YOUR OBJECTIVE: Set down the whole listing verbatim.
┄┄┄┄┄┄┄┄┄┄┄┄┄┄┄┄┄┄┄┄
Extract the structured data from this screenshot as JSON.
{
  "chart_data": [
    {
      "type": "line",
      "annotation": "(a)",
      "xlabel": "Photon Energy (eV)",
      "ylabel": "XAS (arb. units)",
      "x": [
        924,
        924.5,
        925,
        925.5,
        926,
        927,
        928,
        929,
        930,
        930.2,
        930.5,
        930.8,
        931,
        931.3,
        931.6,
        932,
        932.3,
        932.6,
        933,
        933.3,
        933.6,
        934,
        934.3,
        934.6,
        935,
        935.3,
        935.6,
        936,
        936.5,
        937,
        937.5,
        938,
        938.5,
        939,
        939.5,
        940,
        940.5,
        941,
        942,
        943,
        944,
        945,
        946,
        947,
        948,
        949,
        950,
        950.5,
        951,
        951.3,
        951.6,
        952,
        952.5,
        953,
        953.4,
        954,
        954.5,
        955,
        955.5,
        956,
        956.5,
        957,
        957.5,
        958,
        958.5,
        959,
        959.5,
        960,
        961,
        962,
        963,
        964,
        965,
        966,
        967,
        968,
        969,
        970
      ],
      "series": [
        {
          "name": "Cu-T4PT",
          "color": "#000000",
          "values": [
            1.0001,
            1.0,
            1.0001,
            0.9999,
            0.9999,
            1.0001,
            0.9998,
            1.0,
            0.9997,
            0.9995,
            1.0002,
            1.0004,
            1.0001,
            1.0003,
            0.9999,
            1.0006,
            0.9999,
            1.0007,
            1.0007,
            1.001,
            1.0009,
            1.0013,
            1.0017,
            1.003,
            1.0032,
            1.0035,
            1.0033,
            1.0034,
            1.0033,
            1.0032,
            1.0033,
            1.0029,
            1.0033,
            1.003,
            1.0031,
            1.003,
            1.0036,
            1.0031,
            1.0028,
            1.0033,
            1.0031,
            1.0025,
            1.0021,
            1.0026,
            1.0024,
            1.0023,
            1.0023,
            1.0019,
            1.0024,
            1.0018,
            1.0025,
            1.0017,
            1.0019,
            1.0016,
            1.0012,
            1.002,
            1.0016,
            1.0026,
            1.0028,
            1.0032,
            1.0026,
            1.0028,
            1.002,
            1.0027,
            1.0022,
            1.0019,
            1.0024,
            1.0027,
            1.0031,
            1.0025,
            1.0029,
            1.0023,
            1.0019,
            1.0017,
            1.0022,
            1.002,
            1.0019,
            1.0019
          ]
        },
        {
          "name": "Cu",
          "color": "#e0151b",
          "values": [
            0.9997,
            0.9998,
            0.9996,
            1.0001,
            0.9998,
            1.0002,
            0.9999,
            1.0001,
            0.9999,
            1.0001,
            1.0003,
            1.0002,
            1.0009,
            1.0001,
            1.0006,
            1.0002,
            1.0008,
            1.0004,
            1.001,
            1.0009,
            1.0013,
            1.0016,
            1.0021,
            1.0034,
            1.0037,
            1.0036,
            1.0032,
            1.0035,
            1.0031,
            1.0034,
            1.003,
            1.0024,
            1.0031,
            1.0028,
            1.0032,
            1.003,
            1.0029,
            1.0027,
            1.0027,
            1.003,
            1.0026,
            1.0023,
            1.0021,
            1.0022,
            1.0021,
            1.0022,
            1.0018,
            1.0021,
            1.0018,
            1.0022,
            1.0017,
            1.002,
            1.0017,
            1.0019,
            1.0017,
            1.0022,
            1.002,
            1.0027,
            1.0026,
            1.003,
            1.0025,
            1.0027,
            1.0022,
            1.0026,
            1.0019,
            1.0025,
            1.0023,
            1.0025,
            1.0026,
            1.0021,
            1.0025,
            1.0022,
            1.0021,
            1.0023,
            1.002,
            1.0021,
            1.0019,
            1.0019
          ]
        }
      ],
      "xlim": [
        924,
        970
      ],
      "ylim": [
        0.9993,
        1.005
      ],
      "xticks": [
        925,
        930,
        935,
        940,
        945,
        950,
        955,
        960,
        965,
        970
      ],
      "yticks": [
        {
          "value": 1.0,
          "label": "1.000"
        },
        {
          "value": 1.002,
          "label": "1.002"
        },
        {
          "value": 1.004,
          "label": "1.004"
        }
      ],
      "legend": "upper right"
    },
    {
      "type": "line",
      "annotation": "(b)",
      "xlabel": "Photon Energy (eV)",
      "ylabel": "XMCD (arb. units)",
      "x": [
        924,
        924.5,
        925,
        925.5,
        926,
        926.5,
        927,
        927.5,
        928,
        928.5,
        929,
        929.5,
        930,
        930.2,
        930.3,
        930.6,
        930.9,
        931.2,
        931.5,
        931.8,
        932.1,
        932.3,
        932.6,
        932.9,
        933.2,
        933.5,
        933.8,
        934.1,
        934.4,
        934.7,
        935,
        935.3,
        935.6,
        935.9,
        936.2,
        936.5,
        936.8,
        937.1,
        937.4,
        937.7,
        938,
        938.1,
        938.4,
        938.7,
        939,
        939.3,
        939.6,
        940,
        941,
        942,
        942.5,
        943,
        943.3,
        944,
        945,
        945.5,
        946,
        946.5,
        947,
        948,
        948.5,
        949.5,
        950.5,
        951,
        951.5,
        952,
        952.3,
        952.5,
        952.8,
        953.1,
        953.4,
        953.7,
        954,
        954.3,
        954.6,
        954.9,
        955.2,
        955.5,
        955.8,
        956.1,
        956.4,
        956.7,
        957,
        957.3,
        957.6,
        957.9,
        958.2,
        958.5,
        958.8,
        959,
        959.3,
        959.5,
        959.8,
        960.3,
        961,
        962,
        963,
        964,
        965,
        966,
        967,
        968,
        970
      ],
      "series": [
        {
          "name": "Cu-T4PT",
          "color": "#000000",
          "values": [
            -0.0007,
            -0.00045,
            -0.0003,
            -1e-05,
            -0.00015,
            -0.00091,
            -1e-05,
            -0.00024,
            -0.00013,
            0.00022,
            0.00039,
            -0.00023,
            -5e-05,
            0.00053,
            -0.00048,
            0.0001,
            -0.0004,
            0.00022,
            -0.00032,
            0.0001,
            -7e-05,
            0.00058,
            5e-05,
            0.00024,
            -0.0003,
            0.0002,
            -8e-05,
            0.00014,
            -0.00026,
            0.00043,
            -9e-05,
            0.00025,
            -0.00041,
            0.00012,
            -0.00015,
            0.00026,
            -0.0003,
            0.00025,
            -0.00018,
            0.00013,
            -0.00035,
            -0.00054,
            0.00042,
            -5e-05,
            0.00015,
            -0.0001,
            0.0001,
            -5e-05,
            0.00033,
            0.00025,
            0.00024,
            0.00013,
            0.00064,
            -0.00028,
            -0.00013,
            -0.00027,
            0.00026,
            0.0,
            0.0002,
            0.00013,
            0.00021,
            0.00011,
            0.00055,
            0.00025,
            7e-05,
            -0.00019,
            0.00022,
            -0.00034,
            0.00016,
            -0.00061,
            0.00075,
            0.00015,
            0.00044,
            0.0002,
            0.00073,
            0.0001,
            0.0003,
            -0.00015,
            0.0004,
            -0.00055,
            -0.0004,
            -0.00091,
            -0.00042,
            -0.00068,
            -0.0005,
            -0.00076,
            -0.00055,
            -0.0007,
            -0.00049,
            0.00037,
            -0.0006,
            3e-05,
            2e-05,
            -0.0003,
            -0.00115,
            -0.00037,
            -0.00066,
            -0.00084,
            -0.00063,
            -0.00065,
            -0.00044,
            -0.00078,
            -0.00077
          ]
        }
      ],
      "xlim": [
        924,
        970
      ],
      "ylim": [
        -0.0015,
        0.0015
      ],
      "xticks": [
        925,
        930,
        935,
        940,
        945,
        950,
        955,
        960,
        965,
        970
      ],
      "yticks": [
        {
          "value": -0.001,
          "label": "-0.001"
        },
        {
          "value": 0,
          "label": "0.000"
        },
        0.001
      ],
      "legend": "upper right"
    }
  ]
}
┄┄┄┄┄┄┄┄┄┄┄┄┄┄┄┄┄┄┄┄
TASK RESULT:
Extract the structured data from this screenshot as JSON.
{
  "chart_data": [
    {
      "type": "line",
      "annotation": "(a)",
      "xlabel": "Photon Energy (eV)",
      "ylabel": "XAS (arb. units)",
      "x": [
        924,
        924.5,
        925,
        925.5,
        926,
        927,
        928,
        929,
        930,
        930.2,
        930.5,
        930.8,
        931,
        931.3,
        931.6,
        932,
        932.3,
        932.6,
        933,
        933.3,
        933.6,
        934,
        934.3,
        934.6,
        935,
        935.3,
        935.6,
        936,
        936.5,
        937,
        937.5,
        938,
        938.5,
        939,
        939.5,
        940,
        940.5,
        941,
        942,
        943,
        944,
        945,
        946,
        947,
        948,
        949,
        950,
        950.5,
        951,
        951.3,
        951.6,
        952,
        952.5,
        953,
        953.4,
        954,
        954.5,
        955,
        955.5,
        956,
        956.5,
        957,
        957.5,
        958,
        958.5,
        959,
        959.5,
        960,
        961,
        962,
        963,
        964,
        965,
        966,
        967,
        968,
        969,
        970
      ],
      "series": [
        {
          "name": "Cu-T4PT",
          "color": "#000000",
          "values": [
            1.0001,
            1.0,
            1.0001,
            0.9999,
            0.9999,
            1.0001,
            0.9998,
            1.0,
            0.9997,
            0.9995,
            1.0002,
            1.0004,
            1.0001,
            1.0003,
            0.9999,
            1.0006,
            0.9999,
            1.0007,
            1.0007,
            1.001,
            1.0009,
            1.0013,
            1.0017,
            1.003,
            1.0032,
            1.0035,
            1.0033,
            1.0034,
            1.0033,
            1.0032,
            1.0033,
            1.0029,
            1.0033,
            1.003,
            1.0031,
            1.003,
            1.0036,
            1.0031,
            1.0028,
            1.0033,
            1.0031,
            1.0025,
            1.0021,
            1.0026,
            1.0024,
            1.0023,
            1.0023,
            1.0019,
            1.0024,
            1.0018,
            1.0025,
            1.0017,
            1.0019,
            1.0016,
            1.0012,
            1.002,
            1.0016,
            1.0026,
            1.0028,
            1.0032,
            1.0026,
            1.0028,
            1.002,
            1.0027,
            1.0022,
            1.0019,
            1.0024,
            1.0027,
            1.0031,
            1.0025,
            1.0029,
            1.0023,
            1.0019,
            1.0017,
            1.0022,
            1.002,
            1.0019,
            1.0019
          ]
        },
        {
          "name": "Cu",
          "color": "#e0151b",
          "values": [
            0.9997,
            0.9998,
            0.9996,
            1.0001,
            0.9998,
            1.0002,
            0.9999,
            1.0001,
            0.9999,
            1.0001,
            1.0003,
            1.0002,
            1.0009,
            1.0001,
            1.0006,
            1.0002,
            1.0008,
            1.0004,
            1.001,
            1.0009,
            1.0013,
            1.0016,
            1.0021,
            1.0034,
            1.0037,
            1.0036,
            1.0032,
            1.0035,
            1.0031,
            1.0034,
            1.003,
            1.0024,
            1.0031,
            1.0028,
            1.0032,
            1.003,
            1.0029,
            1.0027,
            1.0027,
            1.003,
            1.0026,
            1.0023,
            1.0021,
            1.0022,
            1.0021,
            1.0022,
            1.0018,
            1.0021,
            1.0018,
            1.0022,
            1.0017,
            1.002,
            1.0017,
            1.0019,
            1.0017,
            1.0022,
            1.002,
            1.0027,
            1.0026,
            1.003,
            1.0025,
            1.0027,
            1.0022,
            1.0026,
            1.0019,
            1.0025,
            1.0023,
            1.0025,
            1.0026,
            1.0021,
            1.0025,
            1.0022,
            1.0021,
            1.0023,
            1.002,
            1.0021,
            1.0019,
            1.0019
          ]
        }
      ],
      "xlim": [
        924,
        970
      ],
      "ylim": [
        0.9993,
        1.005
      ],
      "xticks": [
        925,
        930,
        935,
        940,
        945,
        950,
        955,
        960,
        965,
        970
      ],
      "yticks": [
        {
          "value": 1.0,
          "label": "1.000"
        },
        {
          "value": 1.002,
          "label": "1.002"
        },
        {
          "value": 1.004,
          "label": "1.004"
        }
      ],
      "legend": "upper right"
    },
    {
      "type": "line",
      "annotation": "(b)",
      "xlabel": "Photon Energy (eV)",
      "ylabel": "XMCD (arb. units)",
      "x": [
        924,
        924.5,
        925,
        925.5,
        926,
        926.5,
        927,
        927.5,
        928,
        928.5,
        929,
        929.5,
        930,
        930.2,
        930.3,
        930.6,
        930.9,
        931.2,
        931.5,
        931.8,
        932.1,
        932.3,
        932.6,
        932.9,
        933.2,
        933.5,
        933.8,
        934.1,
        934.4,
        934.7,
        935,
        935.3,
        935.6,
        935.9,
        936.2,
        936.5,
        936.8,
        937.1,
        937.4,
        937.7,
        938,
        938.1,
        938.4,
        938.7,
        939,
        939.3,
        939.6,
        940,
        941,
        942,
        942.5,
        943,
        943.3,
        944,
        945,
        945.5,
        946,
        946.5,
        947,
        948,
        948.5,
        949.5,
        950.5,
        951,
        951.5,
        952,
        952.3,
        952.5,
        952.8,
        953.1,
        953.4,
        953.7,
        954,
        954.3,
        954.6,
        954.9,
        955.2,
        955.5,
        955.8,
        956.1,
        956.4,
        956.7,
        957,
        957.3,
        957.6,
        957.9,
        958.2,
        958.5,
        958.8,
        959,
        959.3,
        959.5,
        959.8,
        960.3,
        961,
        962,
        963,
        964,
        965,
        966,
        967,
        968,
        970
      ],
      "series": [
        {
          "name": "Cu-T4PT",
          "color": "#000000",
          "values": [
            -0.0007,
            -0.00045,
            -0.0003,
            -1e-05,
            -0.00015,
            -0.00091,
            -1e-05,
            -0.00024,
            -0.00013,
            0.00022,
            0.00039,
            -0.00023,
            -5e-05,
            0.00053,
            -0.00048,
            0.0001,
            -0.0004,
            0.00022,
            -0.00032,
            0.0001,
            -7e-05,
            0.00058,
            5e-05,
            0.00024,
            -0.0003,
            0.0002,
            -8e-05,
            0.00014,
            -0.00026,
            0.00043,
            -9e-05,
            0.00025,
            -0.00041,
            0.00012,
            -0.00015,
            0.00026,
            -0.0003,
            0.00025,
            -0.00018,
            0.00013,
            -0.00035,
            -0.00054,
            0.00042,
            -5e-05,
            0.00015,
            -0.0001,
            0.0001,
            -5e-05,
            0.00033,
            0.00025,
            0.00024,
            0.00013,
            0.00064,
            -0.00028,
            -0.00013,
            -0.00027,
            0.00026,
            0.0,
            0.0002,
            0.00013,
            0.00021,
            0.00011,
            0.00055,
            0.00025,
            7e-05,
            -0.00019,
            0.00022,
            -0.00034,
            0.00016,
            -0.00061,
            0.00075,
            0.00015,
            0.00044,
            0.0002,
            0.00073,
            0.0001,
            0.0003,
            -0.00015,
            0.0004,
            -0.00055,
            -0.0004,
            -0.00091,
            -0.00042,
            -0.00068,
            -0.0005,
            -0.00076,
            -0.00055,
            -0.0007,
            -0.00049,
            0.00037,
            -0.0006,
            3e-05,
            2e-05,
            -0.0003,
            -0.00115,
            -0.00037,
            -0.00066,
            -0.00084,
            -0.00063,
            -0.00065,
            -0.00044,
            -0.00078,
            -0.00077
          ]
        }
      ],
      "xlim": [
        924,
        970
      ],
      "ylim": [
        -0.0015,
        0.0015
      ],
      "xticks": [
        925,
        930,
        935,
        940,
        945,
        950,
        955,
        960,
        965,
        970
      ],
      "yticks": [
        {
          "value": -0.001,
          "label": "-0.001"
        },
        {
          "value": 0,
          "label": "0.000"
        },
        0.001
      ],
      "legend": "upper right"
    }
  ]
}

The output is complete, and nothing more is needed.